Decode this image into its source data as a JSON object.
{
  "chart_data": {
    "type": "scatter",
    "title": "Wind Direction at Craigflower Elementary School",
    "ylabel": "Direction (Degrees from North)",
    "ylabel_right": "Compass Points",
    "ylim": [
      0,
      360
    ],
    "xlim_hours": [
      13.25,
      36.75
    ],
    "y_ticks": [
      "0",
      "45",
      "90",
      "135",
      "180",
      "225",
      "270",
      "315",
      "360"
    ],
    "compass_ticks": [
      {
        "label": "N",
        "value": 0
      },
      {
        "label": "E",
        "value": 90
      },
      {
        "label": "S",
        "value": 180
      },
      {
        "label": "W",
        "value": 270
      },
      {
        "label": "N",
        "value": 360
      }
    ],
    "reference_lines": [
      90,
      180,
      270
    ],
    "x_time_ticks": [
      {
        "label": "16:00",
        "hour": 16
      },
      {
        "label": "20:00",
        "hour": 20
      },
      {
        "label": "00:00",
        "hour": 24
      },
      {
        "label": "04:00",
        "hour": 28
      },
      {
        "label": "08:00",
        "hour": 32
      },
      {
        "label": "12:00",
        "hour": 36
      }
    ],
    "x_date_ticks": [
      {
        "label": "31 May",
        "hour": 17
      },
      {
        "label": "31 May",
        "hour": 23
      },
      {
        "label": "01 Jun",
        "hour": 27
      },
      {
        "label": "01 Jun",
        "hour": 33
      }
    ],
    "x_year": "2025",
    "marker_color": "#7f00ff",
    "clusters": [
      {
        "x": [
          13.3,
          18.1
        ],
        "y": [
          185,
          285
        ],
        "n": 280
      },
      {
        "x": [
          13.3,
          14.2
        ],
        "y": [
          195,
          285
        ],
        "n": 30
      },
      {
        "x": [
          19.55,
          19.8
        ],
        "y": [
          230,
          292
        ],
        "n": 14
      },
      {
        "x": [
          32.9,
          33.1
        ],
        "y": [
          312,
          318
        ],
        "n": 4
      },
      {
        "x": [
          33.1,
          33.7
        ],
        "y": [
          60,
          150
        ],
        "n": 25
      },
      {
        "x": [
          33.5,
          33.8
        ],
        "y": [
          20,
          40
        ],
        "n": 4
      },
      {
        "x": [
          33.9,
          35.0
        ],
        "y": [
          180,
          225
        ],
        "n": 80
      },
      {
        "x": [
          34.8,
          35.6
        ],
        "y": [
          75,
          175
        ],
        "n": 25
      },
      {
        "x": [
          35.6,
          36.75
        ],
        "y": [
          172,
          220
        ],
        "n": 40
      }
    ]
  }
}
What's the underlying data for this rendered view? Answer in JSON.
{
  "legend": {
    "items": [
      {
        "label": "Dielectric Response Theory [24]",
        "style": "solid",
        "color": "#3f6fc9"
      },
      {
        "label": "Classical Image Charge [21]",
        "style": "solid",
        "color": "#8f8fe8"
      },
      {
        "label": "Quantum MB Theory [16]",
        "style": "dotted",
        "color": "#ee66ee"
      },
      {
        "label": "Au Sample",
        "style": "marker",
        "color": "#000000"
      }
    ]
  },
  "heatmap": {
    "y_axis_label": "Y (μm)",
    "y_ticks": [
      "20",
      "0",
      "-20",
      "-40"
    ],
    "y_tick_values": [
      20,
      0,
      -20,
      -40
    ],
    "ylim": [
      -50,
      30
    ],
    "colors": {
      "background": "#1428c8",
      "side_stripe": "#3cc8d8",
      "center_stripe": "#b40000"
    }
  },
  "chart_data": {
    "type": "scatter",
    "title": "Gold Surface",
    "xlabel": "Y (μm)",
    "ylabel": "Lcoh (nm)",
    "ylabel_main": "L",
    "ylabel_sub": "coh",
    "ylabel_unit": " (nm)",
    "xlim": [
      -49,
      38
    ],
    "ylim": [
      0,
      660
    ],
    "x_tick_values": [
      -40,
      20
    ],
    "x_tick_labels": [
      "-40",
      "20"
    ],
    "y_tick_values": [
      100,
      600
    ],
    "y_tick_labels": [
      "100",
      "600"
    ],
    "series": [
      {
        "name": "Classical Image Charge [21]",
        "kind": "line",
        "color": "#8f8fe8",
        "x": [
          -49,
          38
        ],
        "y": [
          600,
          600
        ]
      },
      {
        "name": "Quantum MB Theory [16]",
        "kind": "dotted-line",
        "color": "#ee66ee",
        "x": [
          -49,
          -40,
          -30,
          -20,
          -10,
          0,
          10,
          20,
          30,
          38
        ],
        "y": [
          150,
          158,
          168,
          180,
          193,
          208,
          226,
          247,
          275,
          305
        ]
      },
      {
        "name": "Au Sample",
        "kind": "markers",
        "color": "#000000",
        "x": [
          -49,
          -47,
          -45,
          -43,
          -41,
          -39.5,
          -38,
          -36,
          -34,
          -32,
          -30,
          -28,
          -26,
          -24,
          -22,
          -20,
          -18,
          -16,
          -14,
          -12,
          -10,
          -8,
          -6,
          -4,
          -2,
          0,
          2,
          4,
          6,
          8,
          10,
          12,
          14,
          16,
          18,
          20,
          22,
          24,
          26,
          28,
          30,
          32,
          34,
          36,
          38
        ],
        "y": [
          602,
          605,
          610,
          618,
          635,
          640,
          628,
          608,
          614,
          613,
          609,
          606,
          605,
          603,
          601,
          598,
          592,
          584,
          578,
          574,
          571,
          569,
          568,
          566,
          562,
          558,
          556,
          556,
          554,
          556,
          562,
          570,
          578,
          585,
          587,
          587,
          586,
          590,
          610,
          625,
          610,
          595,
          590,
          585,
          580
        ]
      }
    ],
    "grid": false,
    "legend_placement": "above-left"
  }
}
○ ○ ○
**TASK OBJECTIVE**
Isolate each line of the listing above that includes "Quantum". Copy it.

**RESPONSE**
        "label": "Quantum MB Theory [16]",
        "name": "Quantum MB Theory [16]",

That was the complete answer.